## Brief
Scan the material that follows. Copy every line containing the word "Control".
** Start of Exercise data **
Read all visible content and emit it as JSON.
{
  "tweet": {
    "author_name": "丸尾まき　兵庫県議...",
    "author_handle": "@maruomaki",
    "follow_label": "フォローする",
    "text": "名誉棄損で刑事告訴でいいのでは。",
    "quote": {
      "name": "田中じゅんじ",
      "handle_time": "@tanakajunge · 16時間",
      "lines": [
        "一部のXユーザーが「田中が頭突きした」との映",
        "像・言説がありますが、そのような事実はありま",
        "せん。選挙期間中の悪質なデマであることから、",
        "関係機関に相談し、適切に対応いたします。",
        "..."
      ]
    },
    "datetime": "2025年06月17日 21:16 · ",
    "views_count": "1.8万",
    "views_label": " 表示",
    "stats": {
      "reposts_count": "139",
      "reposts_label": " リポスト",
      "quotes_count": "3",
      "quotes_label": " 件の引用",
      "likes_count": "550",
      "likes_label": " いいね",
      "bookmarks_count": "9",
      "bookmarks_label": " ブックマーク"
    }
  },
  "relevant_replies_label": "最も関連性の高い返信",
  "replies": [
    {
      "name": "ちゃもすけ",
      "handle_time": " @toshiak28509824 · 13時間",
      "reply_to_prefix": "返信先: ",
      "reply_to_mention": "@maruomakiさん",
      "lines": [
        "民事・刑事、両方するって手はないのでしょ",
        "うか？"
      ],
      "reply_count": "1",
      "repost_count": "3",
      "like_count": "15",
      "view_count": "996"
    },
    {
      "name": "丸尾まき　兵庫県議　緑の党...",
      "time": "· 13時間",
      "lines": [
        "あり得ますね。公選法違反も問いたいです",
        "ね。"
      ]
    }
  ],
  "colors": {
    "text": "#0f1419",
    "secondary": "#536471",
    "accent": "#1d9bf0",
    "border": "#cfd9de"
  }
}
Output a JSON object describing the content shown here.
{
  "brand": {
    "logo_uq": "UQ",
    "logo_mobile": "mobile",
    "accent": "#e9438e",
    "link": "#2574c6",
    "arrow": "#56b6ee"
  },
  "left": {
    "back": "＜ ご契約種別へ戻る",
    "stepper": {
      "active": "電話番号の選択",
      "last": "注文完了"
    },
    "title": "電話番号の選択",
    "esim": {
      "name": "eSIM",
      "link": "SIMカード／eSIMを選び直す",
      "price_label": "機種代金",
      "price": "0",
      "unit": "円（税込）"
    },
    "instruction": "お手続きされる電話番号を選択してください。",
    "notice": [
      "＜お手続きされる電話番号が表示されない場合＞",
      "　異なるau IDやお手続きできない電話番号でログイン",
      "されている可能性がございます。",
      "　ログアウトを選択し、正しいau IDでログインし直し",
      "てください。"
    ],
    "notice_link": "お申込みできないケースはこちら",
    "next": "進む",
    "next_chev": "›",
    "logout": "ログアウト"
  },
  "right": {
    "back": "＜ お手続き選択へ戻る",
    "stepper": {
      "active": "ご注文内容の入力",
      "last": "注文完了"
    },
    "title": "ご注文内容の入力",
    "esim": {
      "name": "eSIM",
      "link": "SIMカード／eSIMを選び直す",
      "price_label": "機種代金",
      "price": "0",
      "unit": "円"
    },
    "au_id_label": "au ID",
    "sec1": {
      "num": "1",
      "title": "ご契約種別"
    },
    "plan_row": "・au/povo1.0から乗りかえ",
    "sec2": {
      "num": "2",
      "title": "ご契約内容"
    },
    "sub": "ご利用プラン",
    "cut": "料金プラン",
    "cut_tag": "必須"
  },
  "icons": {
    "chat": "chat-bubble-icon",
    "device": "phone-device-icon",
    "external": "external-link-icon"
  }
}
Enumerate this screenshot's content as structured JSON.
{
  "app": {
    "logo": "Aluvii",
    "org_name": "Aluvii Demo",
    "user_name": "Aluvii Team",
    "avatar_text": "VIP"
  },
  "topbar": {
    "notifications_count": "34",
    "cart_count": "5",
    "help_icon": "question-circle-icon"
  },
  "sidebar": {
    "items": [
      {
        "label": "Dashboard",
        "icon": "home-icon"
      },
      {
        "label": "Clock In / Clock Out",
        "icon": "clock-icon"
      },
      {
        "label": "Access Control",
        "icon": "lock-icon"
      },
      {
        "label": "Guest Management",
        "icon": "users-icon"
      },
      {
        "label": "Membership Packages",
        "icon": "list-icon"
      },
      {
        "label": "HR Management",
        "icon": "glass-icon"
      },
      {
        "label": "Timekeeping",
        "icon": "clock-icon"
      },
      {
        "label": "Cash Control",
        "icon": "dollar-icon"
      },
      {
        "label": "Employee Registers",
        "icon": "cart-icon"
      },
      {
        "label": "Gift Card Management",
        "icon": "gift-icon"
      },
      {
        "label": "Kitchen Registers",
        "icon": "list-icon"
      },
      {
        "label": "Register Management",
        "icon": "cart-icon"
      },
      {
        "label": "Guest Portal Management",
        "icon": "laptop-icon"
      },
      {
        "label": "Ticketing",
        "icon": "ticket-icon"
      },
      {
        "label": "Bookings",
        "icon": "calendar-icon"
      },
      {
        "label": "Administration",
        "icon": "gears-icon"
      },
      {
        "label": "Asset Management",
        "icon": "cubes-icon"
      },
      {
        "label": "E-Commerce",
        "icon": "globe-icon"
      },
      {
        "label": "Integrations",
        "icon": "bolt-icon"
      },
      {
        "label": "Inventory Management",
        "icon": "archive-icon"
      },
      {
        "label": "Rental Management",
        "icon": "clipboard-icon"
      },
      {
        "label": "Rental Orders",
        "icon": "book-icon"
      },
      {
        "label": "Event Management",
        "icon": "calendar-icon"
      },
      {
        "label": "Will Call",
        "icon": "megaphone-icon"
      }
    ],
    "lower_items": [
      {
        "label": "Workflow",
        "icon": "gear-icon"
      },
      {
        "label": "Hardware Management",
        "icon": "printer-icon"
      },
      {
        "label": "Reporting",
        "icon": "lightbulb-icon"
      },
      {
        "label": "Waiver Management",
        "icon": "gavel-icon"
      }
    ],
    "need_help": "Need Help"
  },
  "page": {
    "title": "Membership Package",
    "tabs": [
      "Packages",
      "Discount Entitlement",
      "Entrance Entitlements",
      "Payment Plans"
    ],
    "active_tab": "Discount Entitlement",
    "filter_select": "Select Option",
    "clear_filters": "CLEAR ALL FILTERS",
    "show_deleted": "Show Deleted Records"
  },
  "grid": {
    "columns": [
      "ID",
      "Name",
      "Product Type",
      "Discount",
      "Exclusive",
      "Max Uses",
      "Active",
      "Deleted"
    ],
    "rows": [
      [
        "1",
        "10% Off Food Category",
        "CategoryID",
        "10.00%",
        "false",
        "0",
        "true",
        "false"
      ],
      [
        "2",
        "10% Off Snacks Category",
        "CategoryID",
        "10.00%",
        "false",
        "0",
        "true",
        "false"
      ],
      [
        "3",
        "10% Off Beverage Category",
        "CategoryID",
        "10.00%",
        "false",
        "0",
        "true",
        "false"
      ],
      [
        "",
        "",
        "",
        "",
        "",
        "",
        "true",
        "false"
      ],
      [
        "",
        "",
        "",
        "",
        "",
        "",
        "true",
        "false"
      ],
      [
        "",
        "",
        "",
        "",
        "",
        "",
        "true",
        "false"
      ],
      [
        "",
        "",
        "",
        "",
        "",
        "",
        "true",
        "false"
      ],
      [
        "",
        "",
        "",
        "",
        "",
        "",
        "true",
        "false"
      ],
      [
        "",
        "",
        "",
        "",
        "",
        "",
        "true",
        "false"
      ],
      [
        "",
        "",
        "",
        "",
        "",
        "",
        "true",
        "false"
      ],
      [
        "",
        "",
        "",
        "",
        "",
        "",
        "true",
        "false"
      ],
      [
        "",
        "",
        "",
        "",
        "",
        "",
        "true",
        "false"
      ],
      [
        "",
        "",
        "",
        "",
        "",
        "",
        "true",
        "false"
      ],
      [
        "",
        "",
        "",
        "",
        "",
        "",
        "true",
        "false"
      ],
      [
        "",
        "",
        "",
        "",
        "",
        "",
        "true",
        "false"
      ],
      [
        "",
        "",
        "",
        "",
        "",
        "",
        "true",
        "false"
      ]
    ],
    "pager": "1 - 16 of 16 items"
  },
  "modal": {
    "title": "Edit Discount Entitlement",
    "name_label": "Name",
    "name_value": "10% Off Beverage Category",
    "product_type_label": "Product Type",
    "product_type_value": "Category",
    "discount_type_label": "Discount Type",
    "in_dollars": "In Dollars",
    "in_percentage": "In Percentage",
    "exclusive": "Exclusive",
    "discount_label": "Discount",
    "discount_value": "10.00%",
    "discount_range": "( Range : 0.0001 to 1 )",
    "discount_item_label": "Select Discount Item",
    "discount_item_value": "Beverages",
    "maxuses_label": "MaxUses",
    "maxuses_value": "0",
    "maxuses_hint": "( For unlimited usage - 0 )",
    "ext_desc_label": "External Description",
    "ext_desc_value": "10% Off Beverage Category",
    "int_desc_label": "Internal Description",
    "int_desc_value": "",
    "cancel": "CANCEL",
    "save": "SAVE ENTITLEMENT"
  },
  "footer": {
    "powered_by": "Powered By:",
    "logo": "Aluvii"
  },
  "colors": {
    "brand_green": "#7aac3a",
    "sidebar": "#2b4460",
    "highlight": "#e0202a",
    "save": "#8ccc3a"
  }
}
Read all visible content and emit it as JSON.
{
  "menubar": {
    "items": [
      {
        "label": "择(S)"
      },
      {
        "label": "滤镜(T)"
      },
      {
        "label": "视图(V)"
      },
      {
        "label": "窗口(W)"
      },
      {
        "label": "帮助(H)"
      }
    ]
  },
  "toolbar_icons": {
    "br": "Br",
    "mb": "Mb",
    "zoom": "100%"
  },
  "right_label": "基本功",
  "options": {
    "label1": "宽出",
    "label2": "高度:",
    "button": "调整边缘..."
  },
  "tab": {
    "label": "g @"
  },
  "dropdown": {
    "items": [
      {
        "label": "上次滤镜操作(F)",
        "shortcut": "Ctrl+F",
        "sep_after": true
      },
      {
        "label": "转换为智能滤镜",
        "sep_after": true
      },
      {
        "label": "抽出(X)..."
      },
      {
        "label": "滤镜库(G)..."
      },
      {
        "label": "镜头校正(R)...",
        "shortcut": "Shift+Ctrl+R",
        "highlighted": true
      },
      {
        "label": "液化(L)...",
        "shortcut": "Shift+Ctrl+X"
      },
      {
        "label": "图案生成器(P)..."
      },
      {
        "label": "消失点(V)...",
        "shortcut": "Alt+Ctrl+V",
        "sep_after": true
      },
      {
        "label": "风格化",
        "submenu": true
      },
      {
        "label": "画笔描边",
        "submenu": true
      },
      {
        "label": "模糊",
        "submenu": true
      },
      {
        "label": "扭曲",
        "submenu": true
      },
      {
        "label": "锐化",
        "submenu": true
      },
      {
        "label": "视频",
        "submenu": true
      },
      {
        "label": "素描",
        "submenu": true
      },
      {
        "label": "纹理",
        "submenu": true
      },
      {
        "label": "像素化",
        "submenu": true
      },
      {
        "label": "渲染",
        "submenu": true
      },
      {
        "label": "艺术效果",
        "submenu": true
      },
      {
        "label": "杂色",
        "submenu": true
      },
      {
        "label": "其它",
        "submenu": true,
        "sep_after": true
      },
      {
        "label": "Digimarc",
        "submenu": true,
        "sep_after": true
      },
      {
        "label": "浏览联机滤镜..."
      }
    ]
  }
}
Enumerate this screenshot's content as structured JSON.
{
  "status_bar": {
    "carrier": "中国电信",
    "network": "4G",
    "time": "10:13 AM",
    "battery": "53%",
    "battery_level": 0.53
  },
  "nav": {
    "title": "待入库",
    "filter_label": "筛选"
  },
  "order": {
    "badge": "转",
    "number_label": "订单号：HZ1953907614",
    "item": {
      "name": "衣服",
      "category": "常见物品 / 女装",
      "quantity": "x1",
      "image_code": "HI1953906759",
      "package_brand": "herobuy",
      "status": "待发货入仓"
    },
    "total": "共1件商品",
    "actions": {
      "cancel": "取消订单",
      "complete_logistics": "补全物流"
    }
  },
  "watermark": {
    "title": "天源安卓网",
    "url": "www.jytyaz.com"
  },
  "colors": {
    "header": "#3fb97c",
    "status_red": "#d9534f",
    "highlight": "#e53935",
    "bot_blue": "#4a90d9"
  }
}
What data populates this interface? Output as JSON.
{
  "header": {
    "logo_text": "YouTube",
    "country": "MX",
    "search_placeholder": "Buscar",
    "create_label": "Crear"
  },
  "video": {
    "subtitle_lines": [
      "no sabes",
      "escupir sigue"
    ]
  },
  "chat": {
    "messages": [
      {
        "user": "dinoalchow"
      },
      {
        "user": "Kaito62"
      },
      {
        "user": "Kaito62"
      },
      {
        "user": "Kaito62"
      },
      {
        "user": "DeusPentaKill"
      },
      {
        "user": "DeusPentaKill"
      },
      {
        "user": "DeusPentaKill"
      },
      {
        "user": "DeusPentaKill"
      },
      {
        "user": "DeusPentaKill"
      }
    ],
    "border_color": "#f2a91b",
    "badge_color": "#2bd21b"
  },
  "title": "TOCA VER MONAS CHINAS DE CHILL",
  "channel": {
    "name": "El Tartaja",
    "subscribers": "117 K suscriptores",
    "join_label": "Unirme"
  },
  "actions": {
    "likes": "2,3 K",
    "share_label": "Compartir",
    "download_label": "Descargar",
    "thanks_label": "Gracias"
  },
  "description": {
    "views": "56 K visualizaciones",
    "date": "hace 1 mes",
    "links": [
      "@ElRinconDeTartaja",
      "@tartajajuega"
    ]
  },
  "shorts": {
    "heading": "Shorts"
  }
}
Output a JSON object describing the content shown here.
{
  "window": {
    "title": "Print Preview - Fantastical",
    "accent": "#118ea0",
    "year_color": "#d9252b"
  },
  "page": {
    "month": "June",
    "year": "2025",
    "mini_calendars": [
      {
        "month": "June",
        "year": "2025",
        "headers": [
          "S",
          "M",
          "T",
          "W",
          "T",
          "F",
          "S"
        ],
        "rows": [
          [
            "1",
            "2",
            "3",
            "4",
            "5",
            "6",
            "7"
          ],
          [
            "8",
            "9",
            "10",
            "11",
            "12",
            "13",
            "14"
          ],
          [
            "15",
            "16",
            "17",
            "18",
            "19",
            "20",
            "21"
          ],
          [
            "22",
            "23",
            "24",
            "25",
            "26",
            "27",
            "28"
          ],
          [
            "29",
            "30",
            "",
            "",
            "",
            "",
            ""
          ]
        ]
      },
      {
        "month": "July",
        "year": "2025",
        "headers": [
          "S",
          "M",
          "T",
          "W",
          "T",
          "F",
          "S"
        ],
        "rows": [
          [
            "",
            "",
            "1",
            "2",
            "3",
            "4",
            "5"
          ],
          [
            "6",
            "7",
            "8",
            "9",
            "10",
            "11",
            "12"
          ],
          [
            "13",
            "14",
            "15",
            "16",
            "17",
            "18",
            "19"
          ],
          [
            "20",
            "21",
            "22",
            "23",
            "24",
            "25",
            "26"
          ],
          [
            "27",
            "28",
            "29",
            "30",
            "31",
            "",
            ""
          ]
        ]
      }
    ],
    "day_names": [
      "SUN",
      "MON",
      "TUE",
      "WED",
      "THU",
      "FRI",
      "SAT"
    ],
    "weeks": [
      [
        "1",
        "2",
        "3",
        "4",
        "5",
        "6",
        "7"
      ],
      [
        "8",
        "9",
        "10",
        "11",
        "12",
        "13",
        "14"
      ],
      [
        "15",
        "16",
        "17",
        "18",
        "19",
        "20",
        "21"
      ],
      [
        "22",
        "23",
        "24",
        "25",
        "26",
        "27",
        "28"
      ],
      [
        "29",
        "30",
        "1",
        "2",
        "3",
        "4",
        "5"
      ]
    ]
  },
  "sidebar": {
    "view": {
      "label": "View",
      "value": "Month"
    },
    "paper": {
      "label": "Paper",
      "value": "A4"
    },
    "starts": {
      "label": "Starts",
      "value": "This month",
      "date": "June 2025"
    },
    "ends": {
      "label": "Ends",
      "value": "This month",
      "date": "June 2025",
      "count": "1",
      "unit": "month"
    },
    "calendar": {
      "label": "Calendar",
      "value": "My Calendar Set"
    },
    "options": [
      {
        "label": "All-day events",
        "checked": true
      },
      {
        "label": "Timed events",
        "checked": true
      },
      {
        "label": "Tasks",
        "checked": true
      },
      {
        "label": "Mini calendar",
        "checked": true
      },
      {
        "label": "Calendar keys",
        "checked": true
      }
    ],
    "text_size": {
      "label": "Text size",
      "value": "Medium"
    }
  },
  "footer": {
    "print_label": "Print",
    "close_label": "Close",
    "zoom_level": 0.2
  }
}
** End of Exercise data **
## Response for this exercise
        "label": "Access Control",
        "label": "Cash Control",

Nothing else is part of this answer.